Reproduce the following material exactly, including every line.
++++ Data for the task ++++
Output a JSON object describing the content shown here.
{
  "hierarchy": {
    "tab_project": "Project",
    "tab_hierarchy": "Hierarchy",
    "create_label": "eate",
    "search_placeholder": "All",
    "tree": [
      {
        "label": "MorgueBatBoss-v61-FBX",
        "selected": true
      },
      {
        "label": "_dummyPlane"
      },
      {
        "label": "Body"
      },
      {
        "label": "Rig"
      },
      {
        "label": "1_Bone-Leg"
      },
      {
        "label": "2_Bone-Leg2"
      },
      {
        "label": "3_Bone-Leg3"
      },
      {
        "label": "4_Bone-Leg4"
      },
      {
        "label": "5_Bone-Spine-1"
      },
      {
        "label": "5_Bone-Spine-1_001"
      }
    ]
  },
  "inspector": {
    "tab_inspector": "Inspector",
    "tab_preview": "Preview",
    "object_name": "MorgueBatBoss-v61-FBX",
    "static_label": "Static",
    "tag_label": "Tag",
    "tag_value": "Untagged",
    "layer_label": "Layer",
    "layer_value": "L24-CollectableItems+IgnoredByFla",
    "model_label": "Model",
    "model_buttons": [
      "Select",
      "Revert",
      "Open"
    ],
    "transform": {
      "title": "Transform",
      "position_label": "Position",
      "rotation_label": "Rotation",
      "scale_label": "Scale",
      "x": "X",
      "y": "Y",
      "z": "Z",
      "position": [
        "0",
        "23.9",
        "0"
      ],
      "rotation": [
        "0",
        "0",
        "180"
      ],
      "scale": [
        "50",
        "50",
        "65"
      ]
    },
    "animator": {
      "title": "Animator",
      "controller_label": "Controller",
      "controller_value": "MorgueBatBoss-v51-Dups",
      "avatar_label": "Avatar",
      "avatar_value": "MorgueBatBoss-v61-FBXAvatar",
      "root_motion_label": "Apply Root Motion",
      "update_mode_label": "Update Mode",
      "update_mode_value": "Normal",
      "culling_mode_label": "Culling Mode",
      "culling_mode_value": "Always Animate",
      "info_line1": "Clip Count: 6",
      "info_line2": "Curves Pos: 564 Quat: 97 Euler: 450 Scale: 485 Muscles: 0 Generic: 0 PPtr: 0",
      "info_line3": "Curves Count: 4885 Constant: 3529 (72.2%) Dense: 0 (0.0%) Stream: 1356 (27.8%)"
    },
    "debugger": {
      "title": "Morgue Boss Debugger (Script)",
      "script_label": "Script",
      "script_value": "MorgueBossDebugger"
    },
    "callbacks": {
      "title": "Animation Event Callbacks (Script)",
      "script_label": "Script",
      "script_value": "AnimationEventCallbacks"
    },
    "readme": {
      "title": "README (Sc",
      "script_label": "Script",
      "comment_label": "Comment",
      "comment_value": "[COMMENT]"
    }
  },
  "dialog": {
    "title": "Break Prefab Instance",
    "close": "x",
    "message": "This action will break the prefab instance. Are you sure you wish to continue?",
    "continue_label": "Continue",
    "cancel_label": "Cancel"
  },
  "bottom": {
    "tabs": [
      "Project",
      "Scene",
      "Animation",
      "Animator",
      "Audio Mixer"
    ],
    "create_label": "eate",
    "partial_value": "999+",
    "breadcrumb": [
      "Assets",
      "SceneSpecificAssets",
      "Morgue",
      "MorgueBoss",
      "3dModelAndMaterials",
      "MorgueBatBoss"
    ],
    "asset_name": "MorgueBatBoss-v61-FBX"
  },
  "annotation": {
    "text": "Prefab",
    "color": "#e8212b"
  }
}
++++
▶ Solution to this task:
Output a JSON object describing the content shown here.
{
  "hierarchy": {
    "tab_project": "Project",
    "tab_hierarchy": "Hierarchy",
    "create_label": "eate",
    "search_placeholder": "All",
    "tree": [
      {
        "label": "MorgueBatBoss-v61-FBX",
        "selected": true
      },
      {
        "label": "_dummyPlane"
      },
      {
        "label": "Body"
      },
      {
        "label": "Rig"
      },
      {
        "label": "1_Bone-Leg"
      },
      {
        "label": "2_Bone-Leg2"
      },
      {
        "label": "3_Bone-Leg3"
      },
      {
        "label": "4_Bone-Leg4"
      },
      {
        "label": "5_Bone-Spine-1"
      },
      {
        "label": "5_Bone-Spine-1_001"
      }
    ]
  },
  "inspector": {
    "tab_inspector": "Inspector",
    "tab_preview": "Preview",
    "object_name": "MorgueBatBoss-v61-FBX",
    "static_label": "Static",
    "tag_label": "Tag",
    "tag_value": "Untagged",
    "layer_label": "Layer",
    "layer_value": "L24-CollectableItems+IgnoredByFla",
    "model_label": "Model",
    "model_buttons": [
      "Select",
      "Revert",
      "Open"
    ],
    "transform": {
      "title": "Transform",
      "position_label": "Position",
      "rotation_label": "Rotation",
      "scale_label": "Scale",
      "x": "X",
      "y": "Y",
      "z": "Z",
      "position": [
        "0",
        "23.9",
        "0"
      ],
      "rotation": [
        "0",
        "0",
        "180"
      ],
      "scale": [
        "50",
        "50",
        "65"
      ]
    },
    "animator": {
      "title": "Animator",
      "controller_label": "Controller",
      "controller_value": "MorgueBatBoss-v51-Dups",
      "avatar_label": "Avatar",
      "avatar_value": "MorgueBatBoss-v61-FBXAvatar",
      "root_motion_label": "Apply Root Motion",
      "update_mode_label": "Update Mode",
      "update_mode_value": "Normal",
      "culling_mode_label": "Culling Mode",
      "culling_mode_value": "Always Animate",
      "info_line1": "Clip Count: 6",
      "info_line2": "Curves Pos: 564 Quat: 97 Euler: 450 Scale: 485 Muscles: 0 Generic: 0 PPtr: 0",
      "info_line3": "Curves Count: 4885 Constant: 3529 (72.2%) Dense: 0 (0.0%) Stream: 1356 (27.8%)"
    },
    "debugger": {
      "title": "Morgue Boss Debugger (Script)",
      "script_label": "Script",
      "script_value": "MorgueBossDebugger"
    },
    "callbacks": {
      "title": "Animation Event Callbacks (Script)",
      "script_label": "Script",
      "script_value": "AnimationEventCallbacks"
    },
    "readme": {
      "title": "README (Sc",
      "script_label": "Script",
      "comment_label": "Comment",
      "comment_value": "[COMMENT]"
    }
  },
  "dialog": {
    "title": "Break Prefab Instance",
    "close": "x",
    "message": "This action will break the prefab instance. Are you sure you wish to continue?",
    "continue_label": "Continue",
    "cancel_label": "Cancel"
  },
  "bottom": {
    "tabs": [
      "Project",
      "Scene",
      "Animation",
      "Animator",
      "Audio Mixer"
    ],
    "create_label": "eate",
    "partial_value": "999+",
    "breadcrumb": [
      "Assets",
      "SceneSpecificAssets",
      "Morgue",
      "MorgueBoss",
      "3dModelAndMaterials",
      "MorgueBatBoss"
    ],
    "asset_name": "MorgueBatBoss-v61-FBX"
  },
  "annotation": {
    "text": "Prefab",
    "color": "#e8212b"
  }
}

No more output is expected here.